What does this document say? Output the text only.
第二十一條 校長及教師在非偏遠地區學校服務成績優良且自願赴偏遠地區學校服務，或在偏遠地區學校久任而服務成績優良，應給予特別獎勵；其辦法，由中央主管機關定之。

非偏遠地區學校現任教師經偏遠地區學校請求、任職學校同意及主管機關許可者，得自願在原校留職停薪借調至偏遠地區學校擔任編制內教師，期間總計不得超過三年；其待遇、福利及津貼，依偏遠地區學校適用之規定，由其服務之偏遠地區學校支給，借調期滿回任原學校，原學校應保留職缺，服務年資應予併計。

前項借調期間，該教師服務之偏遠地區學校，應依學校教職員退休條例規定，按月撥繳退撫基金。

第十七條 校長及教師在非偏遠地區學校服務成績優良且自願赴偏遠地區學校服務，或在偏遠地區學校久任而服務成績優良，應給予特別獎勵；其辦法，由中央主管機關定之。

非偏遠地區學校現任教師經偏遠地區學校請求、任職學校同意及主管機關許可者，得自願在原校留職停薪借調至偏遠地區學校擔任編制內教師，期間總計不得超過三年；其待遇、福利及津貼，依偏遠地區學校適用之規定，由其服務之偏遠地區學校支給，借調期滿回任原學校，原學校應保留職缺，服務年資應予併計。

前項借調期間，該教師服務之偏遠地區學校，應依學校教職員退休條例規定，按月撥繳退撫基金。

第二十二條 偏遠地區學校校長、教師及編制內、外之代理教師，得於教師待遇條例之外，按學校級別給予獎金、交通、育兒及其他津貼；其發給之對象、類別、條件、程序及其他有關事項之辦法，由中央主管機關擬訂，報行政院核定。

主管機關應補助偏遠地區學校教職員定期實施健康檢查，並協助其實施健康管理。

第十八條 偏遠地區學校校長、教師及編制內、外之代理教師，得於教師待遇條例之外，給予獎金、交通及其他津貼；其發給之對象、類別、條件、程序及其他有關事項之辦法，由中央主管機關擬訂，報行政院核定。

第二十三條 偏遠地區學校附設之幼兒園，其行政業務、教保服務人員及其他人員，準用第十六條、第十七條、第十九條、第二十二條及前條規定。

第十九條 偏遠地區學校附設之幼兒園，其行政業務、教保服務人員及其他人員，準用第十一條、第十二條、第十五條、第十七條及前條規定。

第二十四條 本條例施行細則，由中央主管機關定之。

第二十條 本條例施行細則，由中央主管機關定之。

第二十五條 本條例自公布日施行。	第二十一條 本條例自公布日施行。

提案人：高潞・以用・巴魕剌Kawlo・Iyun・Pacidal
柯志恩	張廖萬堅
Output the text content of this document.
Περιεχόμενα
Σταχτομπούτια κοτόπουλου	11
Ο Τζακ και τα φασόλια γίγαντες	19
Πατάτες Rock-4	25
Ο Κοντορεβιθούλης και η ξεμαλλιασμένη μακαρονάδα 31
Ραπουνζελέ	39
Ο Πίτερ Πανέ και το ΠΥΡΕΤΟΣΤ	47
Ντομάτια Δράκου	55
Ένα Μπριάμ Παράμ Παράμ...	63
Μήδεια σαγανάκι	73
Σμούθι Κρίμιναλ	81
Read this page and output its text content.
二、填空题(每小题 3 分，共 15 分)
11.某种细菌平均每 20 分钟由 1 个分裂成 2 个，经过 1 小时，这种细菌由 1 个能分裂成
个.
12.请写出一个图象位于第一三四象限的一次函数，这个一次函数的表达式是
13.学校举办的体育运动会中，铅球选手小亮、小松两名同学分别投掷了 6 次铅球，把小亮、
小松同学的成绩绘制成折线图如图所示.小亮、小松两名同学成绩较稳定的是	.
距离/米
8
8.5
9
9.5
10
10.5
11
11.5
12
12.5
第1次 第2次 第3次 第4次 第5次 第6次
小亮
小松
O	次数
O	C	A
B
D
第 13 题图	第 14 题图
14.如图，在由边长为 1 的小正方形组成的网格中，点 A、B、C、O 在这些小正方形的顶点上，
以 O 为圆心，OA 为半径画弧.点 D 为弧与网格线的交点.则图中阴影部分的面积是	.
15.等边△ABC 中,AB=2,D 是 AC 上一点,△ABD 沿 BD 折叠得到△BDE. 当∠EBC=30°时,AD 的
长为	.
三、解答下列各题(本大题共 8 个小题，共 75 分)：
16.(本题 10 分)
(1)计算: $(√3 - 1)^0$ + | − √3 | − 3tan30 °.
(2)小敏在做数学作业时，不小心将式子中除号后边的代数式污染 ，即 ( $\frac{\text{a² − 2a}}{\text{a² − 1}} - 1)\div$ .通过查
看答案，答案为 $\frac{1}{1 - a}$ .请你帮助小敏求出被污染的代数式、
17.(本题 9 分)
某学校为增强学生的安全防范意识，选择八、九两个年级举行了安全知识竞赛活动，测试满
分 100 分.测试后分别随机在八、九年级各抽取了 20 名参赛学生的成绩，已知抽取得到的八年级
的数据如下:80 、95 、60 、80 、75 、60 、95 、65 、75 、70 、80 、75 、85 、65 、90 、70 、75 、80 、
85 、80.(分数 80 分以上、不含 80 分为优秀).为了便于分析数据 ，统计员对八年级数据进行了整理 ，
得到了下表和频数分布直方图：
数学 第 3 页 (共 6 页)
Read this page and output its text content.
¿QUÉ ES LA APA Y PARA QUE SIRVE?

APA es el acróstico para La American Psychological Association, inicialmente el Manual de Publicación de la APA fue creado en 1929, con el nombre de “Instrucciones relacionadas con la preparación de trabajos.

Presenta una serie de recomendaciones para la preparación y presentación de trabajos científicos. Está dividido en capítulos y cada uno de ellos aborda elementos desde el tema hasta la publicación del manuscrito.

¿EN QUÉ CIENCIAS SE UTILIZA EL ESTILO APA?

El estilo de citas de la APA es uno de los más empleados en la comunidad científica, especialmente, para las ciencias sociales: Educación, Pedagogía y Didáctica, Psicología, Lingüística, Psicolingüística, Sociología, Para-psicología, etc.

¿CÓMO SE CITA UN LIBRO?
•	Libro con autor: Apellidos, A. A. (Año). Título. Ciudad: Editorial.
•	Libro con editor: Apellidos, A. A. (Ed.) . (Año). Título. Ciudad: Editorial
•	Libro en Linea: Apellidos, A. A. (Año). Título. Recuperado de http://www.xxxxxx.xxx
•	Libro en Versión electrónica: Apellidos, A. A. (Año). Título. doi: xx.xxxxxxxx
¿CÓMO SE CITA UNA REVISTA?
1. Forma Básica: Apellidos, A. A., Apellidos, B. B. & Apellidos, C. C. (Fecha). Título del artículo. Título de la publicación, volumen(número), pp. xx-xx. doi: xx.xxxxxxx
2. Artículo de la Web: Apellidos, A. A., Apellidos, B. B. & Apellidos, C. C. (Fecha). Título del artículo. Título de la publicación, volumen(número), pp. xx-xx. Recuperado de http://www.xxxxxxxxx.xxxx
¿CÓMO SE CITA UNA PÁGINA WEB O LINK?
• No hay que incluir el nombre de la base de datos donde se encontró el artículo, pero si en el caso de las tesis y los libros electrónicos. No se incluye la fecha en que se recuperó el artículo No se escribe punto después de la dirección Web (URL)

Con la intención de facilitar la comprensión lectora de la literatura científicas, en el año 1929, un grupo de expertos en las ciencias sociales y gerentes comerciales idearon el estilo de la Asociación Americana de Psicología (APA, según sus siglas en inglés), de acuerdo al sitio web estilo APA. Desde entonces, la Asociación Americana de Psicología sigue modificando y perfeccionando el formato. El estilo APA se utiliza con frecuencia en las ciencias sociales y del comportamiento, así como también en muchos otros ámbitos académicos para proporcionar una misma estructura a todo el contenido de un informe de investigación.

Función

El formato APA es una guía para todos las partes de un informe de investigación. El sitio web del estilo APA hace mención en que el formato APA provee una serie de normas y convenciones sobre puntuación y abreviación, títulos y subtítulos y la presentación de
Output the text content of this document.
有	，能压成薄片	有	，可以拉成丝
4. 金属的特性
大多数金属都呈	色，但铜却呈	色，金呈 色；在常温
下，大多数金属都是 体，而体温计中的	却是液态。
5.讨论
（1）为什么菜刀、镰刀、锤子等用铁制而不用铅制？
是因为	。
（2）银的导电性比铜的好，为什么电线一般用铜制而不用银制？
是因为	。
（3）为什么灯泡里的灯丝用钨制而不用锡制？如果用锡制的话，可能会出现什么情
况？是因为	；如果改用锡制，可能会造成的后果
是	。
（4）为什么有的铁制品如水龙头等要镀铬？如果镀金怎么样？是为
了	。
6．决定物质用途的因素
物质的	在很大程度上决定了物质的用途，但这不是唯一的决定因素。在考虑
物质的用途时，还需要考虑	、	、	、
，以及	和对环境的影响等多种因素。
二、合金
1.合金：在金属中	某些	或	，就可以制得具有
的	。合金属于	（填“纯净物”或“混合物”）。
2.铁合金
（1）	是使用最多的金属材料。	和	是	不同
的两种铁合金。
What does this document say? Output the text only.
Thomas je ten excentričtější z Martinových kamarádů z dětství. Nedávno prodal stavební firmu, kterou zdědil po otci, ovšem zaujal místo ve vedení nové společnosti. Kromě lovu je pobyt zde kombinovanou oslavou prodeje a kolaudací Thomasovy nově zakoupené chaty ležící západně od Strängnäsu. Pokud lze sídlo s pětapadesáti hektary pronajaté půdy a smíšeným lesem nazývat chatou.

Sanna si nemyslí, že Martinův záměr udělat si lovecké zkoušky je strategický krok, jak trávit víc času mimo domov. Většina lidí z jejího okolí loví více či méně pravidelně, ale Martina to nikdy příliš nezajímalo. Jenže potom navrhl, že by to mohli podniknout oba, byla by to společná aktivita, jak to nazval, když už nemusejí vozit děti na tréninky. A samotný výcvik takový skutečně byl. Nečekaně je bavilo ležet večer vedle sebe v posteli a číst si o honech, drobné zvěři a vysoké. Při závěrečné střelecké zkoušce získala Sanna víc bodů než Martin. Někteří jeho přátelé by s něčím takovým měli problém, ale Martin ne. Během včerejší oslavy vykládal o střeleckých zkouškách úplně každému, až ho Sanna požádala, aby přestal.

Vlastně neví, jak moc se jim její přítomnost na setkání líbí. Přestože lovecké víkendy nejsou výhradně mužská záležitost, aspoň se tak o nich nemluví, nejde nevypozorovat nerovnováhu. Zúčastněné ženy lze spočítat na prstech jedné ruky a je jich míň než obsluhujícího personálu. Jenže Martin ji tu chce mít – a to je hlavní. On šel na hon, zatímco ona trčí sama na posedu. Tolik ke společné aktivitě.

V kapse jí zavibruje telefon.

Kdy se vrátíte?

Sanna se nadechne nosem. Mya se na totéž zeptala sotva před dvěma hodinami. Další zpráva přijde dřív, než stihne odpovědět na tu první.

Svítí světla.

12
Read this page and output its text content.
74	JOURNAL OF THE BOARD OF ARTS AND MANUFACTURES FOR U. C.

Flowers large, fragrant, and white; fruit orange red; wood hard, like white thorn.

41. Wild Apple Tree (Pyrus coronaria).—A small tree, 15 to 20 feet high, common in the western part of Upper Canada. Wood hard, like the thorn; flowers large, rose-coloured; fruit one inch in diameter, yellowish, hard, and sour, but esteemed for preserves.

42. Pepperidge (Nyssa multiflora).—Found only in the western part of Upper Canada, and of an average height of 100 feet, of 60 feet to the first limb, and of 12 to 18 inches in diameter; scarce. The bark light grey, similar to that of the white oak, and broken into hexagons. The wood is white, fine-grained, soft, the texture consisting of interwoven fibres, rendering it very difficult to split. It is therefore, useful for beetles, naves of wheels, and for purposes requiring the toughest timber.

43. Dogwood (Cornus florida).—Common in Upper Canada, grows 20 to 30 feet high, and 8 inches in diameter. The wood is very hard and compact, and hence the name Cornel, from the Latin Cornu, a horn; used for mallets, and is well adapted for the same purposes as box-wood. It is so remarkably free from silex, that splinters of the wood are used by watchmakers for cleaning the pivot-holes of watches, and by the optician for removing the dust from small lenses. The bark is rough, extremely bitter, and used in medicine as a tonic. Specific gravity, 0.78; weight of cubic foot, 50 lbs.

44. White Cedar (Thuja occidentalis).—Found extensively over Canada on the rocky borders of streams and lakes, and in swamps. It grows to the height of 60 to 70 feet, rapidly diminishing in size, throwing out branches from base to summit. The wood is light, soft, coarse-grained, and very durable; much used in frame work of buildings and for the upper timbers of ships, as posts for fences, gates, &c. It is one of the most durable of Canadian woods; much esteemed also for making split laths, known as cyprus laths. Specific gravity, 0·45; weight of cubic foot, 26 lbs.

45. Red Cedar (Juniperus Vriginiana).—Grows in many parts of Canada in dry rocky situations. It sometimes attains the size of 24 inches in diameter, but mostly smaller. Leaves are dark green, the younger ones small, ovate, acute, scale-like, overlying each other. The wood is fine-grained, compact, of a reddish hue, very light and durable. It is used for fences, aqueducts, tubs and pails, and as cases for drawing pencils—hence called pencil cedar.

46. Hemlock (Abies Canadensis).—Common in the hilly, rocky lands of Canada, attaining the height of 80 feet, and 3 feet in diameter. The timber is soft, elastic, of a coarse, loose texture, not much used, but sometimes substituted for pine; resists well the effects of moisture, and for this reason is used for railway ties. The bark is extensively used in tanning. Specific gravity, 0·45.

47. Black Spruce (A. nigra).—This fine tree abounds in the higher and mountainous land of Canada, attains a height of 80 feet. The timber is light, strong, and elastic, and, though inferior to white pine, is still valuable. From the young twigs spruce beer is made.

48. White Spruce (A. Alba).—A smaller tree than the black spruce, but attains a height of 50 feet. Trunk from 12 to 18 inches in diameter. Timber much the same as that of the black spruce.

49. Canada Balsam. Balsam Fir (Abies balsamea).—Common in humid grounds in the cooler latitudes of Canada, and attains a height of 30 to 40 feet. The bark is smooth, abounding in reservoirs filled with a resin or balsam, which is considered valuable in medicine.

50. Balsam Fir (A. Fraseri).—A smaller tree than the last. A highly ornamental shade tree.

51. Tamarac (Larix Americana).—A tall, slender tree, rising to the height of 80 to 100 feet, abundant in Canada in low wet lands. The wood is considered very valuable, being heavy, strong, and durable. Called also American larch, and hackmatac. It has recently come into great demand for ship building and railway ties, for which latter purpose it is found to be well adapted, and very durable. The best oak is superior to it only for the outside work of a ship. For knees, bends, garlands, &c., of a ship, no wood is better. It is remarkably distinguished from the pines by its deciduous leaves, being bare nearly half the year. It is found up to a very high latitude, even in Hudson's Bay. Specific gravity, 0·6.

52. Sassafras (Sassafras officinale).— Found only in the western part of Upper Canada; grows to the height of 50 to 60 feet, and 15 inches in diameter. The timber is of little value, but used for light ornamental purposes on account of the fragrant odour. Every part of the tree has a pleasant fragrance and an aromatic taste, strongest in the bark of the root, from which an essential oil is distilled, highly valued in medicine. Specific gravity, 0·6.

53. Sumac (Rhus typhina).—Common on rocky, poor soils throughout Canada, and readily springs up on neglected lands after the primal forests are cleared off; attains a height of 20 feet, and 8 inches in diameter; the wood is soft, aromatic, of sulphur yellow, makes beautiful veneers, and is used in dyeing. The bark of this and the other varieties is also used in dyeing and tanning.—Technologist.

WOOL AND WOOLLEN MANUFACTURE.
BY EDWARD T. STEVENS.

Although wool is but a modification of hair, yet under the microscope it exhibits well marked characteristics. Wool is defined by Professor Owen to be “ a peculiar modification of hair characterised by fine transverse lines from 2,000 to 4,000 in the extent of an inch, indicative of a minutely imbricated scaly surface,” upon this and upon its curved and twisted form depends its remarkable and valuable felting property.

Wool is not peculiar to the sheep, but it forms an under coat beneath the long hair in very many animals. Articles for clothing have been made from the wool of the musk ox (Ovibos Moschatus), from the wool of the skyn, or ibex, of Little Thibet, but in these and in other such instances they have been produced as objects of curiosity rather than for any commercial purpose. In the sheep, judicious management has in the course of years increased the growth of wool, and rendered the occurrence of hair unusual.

#### [EXERCISE OBJECTIVE]
Each line of the material that holds the string "由中央主管機關擬訂" counts once; give the total alone.

#### [TASK ANSWER]
2